> _EXCERPT_:
╭──
Canadian Income Tax Considerations for Nonresidents of Canada

        The following is a summary of the principal Canadian federal income tax consequences generally applicable to the exchange of outstanding notes pursuant to the exchange offer by a holder who at all relevant times, for the purposes of the Income Tax Act (Canada) (the "Act"), is not and is not deemed to be resident of Canada, deals with us at arm's length, holds the outstanding notes and registered notes as capital property and does not use or hold and is not deemed to use or hold the outstanding notes or registered notes in carrying on a business in Canada (a "Holder"). For the purposes of the Act, related persons (as therein defined) are deemed not to deal at arm's length. It is a question of fact whether persons not related to each other deal at arm's length.

        This summary does not address the special tax consequences which may apply to a Holder who is an insurer carrying out business in Canada and elsewhere for the purposes of the Act. This summary is based on the current provisions of the Act and the regulations thereunder, our understanding of the current published administrative and assessing practices of the Canada Revenue Agency, and all specific proposals to amend the act and the regulations publicly announced by the Minister of Finance (Canada) prior to the date hereof. This summary is not exhaustive of all possible Canadian federal income tax considerations and does not otherwise take into account or anticipate changes in the law, whether by judicial, governmental or legislative decisions or action, nor does it take into account tax legislation or considerations of any province or territory of Canada or any jurisdiction other than Canada.

        A Holder who exchanges outstanding notes for registered notes in the exchange offer will not be subject to tax under the Act in respect of such exchange. The payment by Stone Finance II or the guarantor of interest, principal or premium, if any, to a Holder of registered notes will be exempt from Canadian withholding tax. No other tax on income or capital gains will be payable under the Act in respect of the holding, redemption or disposition of registered notes by a Holder.

        This summary is of a general nature only and does not constitute legal or tax advice to any particular Holder. No representation is made with respect to the tax consequences to any particular Holder. Consequently, Holders should consult their own tax advisors with respect to their particular circumstances.
╰──
(Part of a data file)
╭──
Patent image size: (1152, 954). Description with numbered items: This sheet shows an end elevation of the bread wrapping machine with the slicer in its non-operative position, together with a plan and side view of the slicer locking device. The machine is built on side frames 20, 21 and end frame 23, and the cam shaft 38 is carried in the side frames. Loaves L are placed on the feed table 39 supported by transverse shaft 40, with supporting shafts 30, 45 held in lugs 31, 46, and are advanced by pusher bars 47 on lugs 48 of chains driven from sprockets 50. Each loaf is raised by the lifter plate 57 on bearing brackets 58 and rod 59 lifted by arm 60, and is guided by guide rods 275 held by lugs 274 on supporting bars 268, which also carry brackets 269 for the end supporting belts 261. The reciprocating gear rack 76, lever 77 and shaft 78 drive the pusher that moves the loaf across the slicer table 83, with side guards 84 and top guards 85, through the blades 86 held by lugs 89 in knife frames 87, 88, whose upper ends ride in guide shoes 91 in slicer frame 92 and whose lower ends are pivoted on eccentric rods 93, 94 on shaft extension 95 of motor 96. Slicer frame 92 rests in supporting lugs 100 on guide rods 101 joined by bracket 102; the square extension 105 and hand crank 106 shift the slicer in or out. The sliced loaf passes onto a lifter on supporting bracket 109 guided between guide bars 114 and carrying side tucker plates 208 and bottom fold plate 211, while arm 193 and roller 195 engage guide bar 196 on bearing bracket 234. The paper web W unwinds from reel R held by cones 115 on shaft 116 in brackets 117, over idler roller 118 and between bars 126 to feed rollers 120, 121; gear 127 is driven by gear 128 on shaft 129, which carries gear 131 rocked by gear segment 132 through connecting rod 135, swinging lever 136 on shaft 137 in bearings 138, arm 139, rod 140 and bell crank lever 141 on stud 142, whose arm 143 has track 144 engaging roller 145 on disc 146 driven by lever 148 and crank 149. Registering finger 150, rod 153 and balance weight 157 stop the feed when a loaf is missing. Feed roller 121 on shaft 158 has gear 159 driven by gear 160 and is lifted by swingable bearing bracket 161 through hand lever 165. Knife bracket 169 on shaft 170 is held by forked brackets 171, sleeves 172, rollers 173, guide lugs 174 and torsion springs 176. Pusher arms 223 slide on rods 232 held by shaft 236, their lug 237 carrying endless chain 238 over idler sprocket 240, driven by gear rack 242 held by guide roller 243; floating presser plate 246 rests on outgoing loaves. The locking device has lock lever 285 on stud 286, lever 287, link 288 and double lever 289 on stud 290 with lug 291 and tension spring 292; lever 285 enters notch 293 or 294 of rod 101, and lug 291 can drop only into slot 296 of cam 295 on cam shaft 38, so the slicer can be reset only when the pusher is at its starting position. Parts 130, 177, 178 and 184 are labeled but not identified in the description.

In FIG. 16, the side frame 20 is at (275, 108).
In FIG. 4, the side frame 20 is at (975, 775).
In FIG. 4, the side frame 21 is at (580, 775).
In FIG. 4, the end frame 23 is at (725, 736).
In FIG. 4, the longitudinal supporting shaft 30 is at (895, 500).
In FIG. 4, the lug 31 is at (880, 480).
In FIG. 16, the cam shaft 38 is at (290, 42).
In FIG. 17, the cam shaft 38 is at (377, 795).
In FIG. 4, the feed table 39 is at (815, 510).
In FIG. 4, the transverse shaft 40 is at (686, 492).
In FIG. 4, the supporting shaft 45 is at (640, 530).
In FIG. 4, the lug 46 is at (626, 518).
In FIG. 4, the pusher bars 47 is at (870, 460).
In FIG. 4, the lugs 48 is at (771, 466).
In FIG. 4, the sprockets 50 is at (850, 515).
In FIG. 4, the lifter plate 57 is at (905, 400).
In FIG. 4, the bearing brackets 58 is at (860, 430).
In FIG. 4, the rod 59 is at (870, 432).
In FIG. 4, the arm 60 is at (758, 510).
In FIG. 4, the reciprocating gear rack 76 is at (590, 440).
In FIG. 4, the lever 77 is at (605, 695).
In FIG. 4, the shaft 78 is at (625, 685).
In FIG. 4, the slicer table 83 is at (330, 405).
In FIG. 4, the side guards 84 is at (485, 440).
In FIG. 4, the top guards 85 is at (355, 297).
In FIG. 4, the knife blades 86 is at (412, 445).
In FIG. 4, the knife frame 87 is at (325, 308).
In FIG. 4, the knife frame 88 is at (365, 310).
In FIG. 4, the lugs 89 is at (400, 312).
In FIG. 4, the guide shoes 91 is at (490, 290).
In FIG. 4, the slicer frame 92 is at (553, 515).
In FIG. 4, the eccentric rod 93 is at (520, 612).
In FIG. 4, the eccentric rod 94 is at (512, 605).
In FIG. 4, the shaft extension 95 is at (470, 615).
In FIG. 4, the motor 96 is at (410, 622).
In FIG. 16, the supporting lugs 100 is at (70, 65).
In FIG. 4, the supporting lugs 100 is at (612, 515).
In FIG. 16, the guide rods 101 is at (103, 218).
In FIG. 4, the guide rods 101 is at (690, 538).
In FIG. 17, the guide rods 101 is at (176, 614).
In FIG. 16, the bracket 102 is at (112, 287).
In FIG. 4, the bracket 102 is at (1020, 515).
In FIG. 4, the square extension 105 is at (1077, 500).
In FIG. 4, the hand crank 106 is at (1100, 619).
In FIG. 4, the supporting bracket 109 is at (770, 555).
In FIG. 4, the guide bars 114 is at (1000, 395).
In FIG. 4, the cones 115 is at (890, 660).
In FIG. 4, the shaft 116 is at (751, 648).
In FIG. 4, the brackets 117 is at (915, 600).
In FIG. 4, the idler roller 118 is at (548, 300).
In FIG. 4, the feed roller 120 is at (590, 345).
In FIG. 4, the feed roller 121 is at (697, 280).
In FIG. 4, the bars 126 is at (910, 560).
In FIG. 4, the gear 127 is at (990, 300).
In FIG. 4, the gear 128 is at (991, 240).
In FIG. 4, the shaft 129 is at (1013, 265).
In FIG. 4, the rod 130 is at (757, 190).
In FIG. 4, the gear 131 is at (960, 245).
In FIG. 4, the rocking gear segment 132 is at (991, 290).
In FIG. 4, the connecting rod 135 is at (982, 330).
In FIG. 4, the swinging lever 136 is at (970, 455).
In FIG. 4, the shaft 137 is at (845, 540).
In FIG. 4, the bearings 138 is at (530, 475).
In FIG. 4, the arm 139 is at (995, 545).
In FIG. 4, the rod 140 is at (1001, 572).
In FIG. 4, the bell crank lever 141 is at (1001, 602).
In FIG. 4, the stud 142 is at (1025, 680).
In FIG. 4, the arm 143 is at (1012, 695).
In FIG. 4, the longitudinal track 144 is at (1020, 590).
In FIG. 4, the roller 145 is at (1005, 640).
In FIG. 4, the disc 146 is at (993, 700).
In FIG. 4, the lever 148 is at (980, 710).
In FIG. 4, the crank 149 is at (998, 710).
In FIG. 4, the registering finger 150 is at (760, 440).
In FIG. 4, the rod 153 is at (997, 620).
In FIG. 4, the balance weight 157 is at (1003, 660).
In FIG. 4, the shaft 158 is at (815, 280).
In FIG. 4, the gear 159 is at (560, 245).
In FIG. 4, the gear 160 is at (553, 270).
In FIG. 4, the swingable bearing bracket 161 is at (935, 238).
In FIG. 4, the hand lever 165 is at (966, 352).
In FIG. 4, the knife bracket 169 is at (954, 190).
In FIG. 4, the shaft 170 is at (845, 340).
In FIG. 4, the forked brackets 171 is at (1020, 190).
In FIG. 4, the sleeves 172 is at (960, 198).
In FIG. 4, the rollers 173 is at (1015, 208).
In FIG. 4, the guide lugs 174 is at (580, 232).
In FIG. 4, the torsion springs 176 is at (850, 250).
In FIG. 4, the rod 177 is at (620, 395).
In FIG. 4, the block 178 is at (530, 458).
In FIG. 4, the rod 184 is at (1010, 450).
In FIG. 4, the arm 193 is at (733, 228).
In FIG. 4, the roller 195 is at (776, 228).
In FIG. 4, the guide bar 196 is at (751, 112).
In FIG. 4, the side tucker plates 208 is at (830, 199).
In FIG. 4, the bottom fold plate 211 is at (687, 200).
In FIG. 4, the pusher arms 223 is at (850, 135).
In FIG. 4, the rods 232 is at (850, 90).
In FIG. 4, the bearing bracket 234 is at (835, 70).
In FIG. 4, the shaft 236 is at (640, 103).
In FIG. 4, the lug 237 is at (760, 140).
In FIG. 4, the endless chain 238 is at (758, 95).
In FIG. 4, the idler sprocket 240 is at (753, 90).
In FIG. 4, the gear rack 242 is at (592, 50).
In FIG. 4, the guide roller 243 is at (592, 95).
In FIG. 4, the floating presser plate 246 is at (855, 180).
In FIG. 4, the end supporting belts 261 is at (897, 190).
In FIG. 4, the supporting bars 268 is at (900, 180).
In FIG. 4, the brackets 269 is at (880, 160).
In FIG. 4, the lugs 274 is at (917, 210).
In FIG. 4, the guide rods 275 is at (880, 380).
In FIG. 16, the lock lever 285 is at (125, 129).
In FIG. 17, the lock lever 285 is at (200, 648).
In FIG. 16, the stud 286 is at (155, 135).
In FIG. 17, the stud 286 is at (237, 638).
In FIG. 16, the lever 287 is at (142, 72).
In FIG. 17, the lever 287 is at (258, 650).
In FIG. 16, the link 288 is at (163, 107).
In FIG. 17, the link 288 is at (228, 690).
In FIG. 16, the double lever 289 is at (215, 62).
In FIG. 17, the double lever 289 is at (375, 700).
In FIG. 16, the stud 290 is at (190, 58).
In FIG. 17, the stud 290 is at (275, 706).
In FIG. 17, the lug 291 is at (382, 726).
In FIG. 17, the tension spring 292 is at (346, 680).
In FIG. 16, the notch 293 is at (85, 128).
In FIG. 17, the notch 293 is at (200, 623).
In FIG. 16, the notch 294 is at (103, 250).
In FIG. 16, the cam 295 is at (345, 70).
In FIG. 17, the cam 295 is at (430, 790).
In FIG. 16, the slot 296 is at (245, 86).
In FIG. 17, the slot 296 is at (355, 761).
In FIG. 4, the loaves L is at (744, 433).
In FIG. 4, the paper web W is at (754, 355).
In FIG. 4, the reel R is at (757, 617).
╰──
> _GOAL OF THE EXERCISE_: Based on the tax summary, explain why Holders are told to consult their own tax advisors. Answer in one to three sentences.

> _WRITTEN ANSWER_: The summary is only general and is not legal or tax advice to any particular Holder. It also makes no representation about the tax consequences for any particular Holder, so each Holder should get advice on their own circumstances.